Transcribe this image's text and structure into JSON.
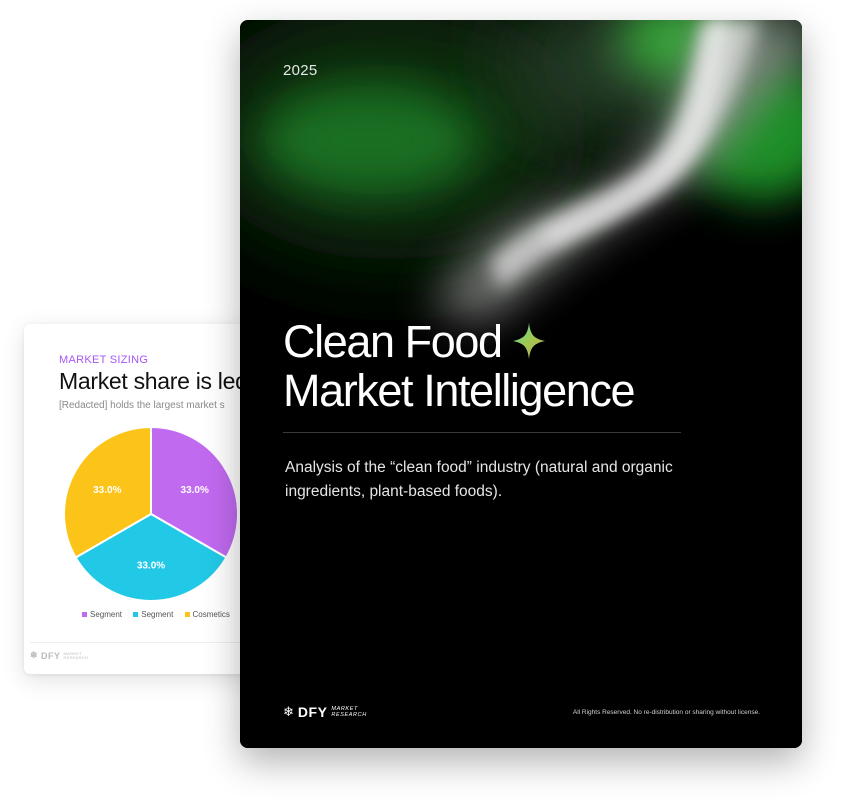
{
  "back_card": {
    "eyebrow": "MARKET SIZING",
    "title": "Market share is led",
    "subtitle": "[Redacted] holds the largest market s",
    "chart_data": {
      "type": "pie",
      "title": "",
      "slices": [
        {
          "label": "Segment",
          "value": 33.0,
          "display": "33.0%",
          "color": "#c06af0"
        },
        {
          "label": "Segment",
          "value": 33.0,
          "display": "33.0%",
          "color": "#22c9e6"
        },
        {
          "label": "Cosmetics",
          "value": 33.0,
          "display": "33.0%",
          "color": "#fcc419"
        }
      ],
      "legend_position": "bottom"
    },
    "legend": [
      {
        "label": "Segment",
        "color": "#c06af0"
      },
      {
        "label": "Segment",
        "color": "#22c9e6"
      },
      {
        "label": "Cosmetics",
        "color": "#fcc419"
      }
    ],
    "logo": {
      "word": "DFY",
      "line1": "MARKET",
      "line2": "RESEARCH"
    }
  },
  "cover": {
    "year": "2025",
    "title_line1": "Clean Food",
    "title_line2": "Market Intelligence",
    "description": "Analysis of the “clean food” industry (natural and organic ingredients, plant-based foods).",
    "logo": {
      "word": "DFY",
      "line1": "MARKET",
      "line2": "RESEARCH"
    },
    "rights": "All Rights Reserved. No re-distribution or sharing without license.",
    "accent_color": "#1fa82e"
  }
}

Instructions to follow:
Reproduce the full listing above verbatim, with no pictures included.

Finished answer:
Transcribe this image's text and structure into JSON.
{
  "back_card": {
    "eyebrow": "MARKET SIZING",
    "title": "Market share is led",
    "subtitle": "[Redacted] holds the largest market s",
    "chart_data": {
      "type": "pie",
      "title": "",
      "slices": [
        {
          "label": "Segment",
          "value": 33.0,
          "display": "33.0%",
          "color": "#c06af0"
        },
        {
          "label": "Segment",
          "value": 33.0,
          "display": "33.0%",
          "color": "#22c9e6"
        },
        {
          "label": "Cosmetics",
          "value": 33.0,
          "display": "33.0%",
          "color": "#fcc419"
        }
      ],
      "legend_position": "bottom"
    },
    "legend": [
      {
        "label": "Segment",
        "color": "#c06af0"
      },
      {
        "label": "Segment",
        "color": "#22c9e6"
      },
      {
        "label": "Cosmetics",
        "color": "#fcc419"
      }
    ],
    "logo": {
      "word": "DFY",
      "line1": "MARKET",
      "line2": "RESEARCH"
    }
  },
  "cover": {
    "year": "2025",
    "title_line1": "Clean Food",
    "title_line2": "Market Intelligence",
    "description": "Analysis of the “clean food” industry (natural and organic ingredients, plant-based foods).",
    "logo": {
      "word": "DFY",
      "line1": "MARKET",
      "line2": "RESEARCH"
    },
    "rights": "All Rights Reserved. No re-distribution or sharing without license.",
    "accent_color": "#1fa82e"
  }
}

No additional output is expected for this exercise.